** Start Data records **

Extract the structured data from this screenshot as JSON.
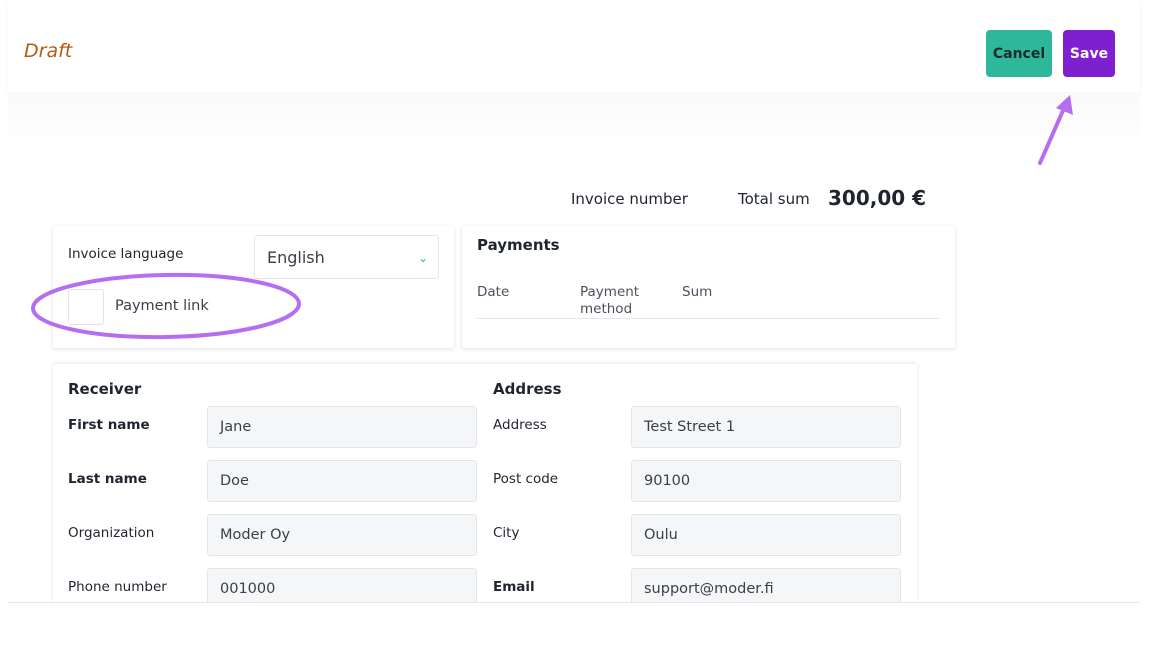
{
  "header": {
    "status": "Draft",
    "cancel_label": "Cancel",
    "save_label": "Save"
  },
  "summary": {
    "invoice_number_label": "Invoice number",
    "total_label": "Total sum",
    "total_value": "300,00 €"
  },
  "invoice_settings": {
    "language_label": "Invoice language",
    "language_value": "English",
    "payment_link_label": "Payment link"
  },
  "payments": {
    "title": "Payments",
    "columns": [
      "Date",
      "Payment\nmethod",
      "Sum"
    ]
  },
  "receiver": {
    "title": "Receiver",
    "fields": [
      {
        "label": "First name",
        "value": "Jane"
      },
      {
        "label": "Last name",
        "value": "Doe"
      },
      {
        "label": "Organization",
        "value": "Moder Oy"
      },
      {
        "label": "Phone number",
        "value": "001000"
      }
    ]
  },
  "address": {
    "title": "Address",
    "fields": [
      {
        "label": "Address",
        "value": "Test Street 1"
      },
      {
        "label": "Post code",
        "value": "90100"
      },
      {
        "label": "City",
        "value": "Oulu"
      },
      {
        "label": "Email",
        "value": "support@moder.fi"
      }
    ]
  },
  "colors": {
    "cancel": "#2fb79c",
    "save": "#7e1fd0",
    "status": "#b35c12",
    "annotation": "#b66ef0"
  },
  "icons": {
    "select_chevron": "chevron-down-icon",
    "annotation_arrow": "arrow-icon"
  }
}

** End Data records **

Return all the entries word for word, but omit any pictures they contain.

- Output for this exercise:
Extract the structured data from this screenshot as JSON.
{
  "header": {
    "status": "Draft",
    "cancel_label": "Cancel",
    "save_label": "Save"
  },
  "summary": {
    "invoice_number_label": "Invoice number",
    "total_label": "Total sum",
    "total_value": "300,00 €"
  },
  "invoice_settings": {
    "language_label": "Invoice language",
    "language_value": "English",
    "payment_link_label": "Payment link"
  },
  "payments": {
    "title": "Payments",
    "columns": [
      "Date",
      "Payment\nmethod",
      "Sum"
    ]
  },
  "receiver": {
    "title": "Receiver",
    "fields": [
      {
        "label": "First name",
        "value": "Jane"
      },
      {
        "label": "Last name",
        "value": "Doe"
      },
      {
        "label": "Organization",
        "value": "Moder Oy"
      },
      {
        "label": "Phone number",
        "value": "001000"
      }
    ]
  },
  "address": {
    "title": "Address",
    "fields": [
      {
        "label": "Address",
        "value": "Test Street 1"
      },
      {
        "label": "Post code",
        "value": "90100"
      },
      {
        "label": "City",
        "value": "Oulu"
      },
      {
        "label": "Email",
        "value": "support@moder.fi"
      }
    ]
  },
  "colors": {
    "cancel": "#2fb79c",
    "save": "#7e1fd0",
    "status": "#b35c12",
    "annotation": "#b66ef0"
  },
  "icons": {
    "select_chevron": "chevron-down-icon",
    "annotation_arrow": "arrow-icon"
  }
}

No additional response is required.